Check each line of the material below for "Imtiaz", then copy the ones that contain it.

**Material to process:**
<<<<

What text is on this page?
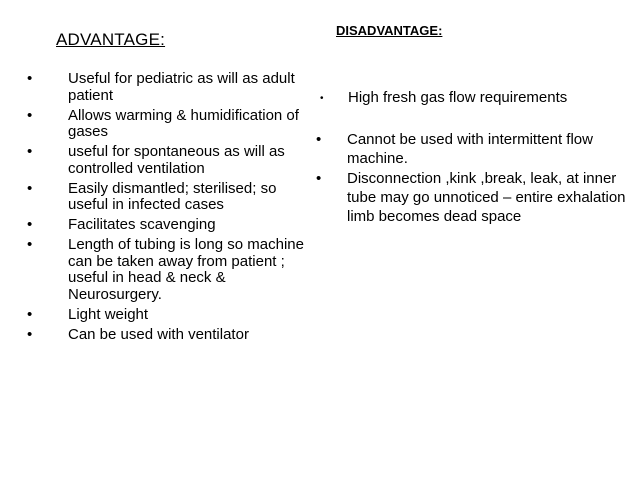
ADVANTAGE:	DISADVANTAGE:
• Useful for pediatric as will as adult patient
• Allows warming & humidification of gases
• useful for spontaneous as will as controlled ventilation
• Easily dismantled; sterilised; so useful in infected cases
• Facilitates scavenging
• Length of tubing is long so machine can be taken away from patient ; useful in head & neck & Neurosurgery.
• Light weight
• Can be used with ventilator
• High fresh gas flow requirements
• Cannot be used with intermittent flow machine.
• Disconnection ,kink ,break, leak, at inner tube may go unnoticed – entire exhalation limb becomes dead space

>>>>
<<<<

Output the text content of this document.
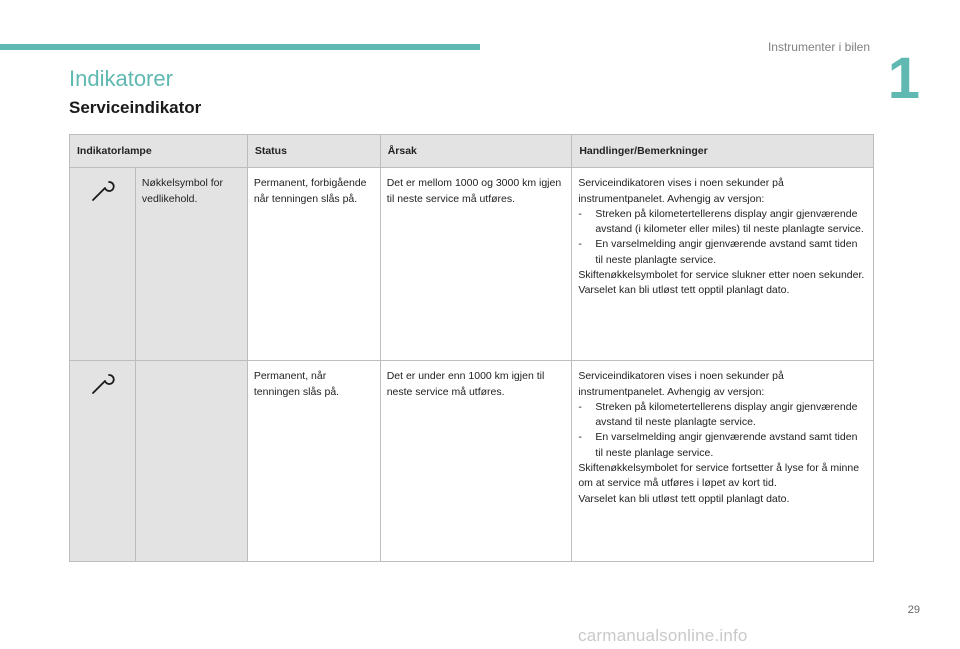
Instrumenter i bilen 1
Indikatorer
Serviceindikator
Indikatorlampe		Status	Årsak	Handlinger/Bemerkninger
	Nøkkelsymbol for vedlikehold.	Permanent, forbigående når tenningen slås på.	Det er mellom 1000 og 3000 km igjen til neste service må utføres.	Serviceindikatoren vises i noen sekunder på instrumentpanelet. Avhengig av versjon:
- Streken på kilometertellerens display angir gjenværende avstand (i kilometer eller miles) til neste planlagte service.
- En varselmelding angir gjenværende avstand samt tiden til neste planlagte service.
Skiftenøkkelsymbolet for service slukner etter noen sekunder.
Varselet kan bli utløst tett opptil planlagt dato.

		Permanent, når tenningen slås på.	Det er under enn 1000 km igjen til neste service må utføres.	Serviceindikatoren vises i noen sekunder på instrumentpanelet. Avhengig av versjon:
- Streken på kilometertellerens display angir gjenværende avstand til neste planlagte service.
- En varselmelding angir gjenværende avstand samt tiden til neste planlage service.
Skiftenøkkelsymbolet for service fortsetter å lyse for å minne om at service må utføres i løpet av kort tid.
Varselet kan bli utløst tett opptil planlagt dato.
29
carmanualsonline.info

>>>>
<<<<

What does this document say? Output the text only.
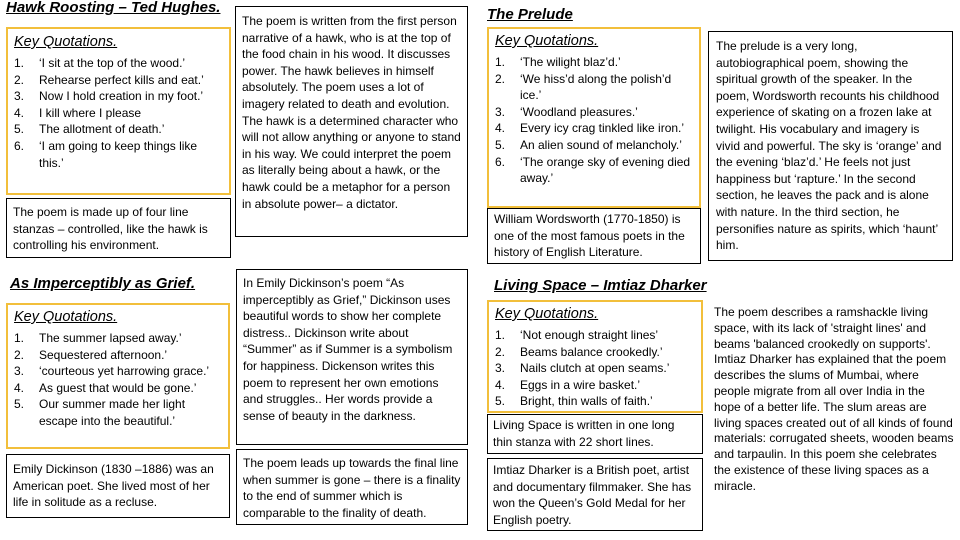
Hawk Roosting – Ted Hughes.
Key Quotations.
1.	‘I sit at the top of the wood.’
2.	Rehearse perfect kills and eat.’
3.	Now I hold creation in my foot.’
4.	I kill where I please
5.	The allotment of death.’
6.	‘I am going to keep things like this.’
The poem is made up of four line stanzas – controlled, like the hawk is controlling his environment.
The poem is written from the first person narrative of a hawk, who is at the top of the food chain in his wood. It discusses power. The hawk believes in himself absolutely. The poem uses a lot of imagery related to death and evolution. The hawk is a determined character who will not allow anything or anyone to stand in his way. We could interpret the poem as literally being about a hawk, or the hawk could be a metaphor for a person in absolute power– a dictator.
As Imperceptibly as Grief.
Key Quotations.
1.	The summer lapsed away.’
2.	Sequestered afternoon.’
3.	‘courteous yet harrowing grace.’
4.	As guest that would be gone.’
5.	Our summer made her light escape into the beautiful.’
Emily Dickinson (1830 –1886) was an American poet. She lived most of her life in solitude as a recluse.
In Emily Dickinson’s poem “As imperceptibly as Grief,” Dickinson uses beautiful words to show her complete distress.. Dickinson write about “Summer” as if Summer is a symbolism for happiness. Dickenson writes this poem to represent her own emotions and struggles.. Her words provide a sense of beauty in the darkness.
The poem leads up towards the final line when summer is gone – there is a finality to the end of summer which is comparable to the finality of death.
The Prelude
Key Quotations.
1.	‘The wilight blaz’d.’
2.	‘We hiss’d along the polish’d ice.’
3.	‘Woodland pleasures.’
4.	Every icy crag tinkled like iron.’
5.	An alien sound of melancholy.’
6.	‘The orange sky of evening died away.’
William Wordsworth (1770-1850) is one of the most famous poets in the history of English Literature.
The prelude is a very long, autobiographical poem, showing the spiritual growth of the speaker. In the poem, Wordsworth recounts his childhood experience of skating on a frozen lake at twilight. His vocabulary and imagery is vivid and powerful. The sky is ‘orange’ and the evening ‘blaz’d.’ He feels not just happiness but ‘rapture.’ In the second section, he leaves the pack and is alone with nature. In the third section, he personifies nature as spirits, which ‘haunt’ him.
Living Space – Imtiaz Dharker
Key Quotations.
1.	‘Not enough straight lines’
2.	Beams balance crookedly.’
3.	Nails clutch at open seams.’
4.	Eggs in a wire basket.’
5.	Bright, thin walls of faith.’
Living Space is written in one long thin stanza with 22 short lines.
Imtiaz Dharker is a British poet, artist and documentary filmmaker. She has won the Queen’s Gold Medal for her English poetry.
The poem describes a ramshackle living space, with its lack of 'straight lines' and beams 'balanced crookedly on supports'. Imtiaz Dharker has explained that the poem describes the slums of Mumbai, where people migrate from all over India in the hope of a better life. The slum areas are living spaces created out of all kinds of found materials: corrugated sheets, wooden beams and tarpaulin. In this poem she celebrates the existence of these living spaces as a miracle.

>>>>

**Answer to this exercise:**
Living Space – Imtiaz Dharker
Imtiaz Dharker is a British poet, artist and documentary filmmaker. She has won the Queen’s Gold Medal for her English poetry.
The poem describes a ramshackle living space, with its lack of 'straight lines' and beams 'balanced crookedly on supports'. Imtiaz Dharker has explained that the poem describes the slums of Mumbai, where people migrate from all over India in the hope of a better life. The slum areas are living spaces created out of all kinds of found materials: corrugated sheets, wooden beams and tarpaulin. In this poem she celebrates the existence of these living spaces as a miracle.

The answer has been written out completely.